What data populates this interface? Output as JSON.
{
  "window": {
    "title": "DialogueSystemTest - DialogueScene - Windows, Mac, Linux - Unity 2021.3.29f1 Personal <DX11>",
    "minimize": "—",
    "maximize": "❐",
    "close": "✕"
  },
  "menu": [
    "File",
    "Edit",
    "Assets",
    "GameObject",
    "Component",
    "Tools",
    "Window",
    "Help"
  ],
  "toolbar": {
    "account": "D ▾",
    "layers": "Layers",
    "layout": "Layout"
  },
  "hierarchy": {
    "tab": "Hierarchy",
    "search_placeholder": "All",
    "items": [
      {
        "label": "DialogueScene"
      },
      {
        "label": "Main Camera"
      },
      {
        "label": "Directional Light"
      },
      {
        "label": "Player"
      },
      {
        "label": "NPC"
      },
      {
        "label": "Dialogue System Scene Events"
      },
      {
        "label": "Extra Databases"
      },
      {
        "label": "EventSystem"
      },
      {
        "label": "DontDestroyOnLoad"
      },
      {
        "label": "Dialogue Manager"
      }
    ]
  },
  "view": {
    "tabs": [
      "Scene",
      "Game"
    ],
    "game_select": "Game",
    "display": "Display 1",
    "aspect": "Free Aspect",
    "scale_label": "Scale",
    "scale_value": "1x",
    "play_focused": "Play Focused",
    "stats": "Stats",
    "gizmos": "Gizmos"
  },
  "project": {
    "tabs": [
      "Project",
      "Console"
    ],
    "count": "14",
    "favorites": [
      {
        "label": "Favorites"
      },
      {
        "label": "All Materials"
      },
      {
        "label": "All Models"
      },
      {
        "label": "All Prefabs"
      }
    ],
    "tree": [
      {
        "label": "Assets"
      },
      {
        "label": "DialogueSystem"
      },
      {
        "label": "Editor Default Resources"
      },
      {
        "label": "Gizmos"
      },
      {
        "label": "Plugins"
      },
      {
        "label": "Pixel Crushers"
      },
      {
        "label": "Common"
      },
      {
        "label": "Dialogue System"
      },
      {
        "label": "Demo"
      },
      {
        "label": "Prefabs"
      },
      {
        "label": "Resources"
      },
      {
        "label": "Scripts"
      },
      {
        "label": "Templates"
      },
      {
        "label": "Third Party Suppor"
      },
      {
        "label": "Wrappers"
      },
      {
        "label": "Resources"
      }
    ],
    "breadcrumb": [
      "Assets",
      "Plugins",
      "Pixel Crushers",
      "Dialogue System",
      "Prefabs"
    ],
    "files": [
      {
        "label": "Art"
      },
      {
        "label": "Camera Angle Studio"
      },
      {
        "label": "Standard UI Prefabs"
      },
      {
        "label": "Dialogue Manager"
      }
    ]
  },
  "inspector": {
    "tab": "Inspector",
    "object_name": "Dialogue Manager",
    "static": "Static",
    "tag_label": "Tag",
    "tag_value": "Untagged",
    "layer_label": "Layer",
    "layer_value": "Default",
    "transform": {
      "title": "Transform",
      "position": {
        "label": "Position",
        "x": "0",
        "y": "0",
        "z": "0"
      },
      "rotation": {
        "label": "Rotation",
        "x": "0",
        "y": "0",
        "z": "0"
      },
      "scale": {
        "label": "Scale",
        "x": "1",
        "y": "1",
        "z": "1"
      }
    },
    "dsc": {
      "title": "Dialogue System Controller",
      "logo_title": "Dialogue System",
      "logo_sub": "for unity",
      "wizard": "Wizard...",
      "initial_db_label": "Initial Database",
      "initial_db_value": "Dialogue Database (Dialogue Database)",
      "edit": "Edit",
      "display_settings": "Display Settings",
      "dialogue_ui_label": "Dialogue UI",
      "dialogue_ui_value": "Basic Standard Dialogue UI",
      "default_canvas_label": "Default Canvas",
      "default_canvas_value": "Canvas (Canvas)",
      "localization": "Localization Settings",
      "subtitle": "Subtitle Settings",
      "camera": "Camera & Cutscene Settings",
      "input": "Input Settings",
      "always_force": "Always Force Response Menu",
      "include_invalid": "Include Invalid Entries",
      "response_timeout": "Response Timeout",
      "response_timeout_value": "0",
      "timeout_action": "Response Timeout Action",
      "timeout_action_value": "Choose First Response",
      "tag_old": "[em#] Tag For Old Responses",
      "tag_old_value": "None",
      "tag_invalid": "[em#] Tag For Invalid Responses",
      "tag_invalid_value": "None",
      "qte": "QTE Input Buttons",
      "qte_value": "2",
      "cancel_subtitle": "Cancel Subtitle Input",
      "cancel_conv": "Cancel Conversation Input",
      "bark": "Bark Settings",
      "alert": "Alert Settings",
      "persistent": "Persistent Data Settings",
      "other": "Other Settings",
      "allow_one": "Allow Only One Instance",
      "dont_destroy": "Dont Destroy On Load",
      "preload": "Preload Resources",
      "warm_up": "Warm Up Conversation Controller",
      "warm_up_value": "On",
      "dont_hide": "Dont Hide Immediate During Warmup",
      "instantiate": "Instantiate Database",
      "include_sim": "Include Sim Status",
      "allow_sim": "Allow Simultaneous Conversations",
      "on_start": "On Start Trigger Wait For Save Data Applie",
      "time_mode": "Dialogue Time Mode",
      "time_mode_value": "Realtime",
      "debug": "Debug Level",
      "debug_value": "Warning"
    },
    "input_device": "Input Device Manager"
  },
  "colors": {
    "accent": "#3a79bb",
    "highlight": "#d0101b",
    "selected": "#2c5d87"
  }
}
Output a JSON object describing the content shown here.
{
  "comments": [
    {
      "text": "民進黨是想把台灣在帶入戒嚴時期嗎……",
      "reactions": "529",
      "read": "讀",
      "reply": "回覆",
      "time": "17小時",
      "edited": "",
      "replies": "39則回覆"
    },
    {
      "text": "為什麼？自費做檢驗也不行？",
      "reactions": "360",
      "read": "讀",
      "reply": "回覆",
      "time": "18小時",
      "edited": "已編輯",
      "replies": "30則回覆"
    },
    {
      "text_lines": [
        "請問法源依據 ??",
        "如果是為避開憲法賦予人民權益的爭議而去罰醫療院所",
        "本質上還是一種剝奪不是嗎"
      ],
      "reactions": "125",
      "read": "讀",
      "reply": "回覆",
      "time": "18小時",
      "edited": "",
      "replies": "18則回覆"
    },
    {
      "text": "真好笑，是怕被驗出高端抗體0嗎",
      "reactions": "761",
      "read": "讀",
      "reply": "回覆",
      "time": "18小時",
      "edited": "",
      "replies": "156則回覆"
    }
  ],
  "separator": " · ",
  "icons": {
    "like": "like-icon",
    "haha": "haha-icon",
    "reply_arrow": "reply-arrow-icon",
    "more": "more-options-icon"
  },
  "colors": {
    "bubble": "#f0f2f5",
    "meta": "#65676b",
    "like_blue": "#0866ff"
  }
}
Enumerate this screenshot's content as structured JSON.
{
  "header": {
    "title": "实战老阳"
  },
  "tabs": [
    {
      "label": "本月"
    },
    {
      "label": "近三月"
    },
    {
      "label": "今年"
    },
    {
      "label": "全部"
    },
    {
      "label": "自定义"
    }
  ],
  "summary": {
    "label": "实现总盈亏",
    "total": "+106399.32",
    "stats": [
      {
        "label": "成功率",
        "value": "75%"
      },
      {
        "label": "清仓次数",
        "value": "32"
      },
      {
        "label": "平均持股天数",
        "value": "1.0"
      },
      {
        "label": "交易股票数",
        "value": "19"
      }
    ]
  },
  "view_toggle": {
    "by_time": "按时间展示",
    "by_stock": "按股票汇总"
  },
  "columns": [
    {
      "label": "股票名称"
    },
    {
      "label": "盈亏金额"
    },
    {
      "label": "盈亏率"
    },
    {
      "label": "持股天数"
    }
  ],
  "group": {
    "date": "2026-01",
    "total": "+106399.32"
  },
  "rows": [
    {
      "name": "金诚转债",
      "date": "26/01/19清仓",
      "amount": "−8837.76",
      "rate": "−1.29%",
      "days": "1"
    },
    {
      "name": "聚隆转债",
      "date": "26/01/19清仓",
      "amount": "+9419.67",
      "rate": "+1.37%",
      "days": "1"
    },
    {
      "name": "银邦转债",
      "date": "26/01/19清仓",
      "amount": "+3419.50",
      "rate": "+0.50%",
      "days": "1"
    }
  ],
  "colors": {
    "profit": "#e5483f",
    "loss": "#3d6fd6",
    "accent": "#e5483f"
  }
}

+ + + +

Work out how many lines of the listing above include the word "Controller". Report only the number.

2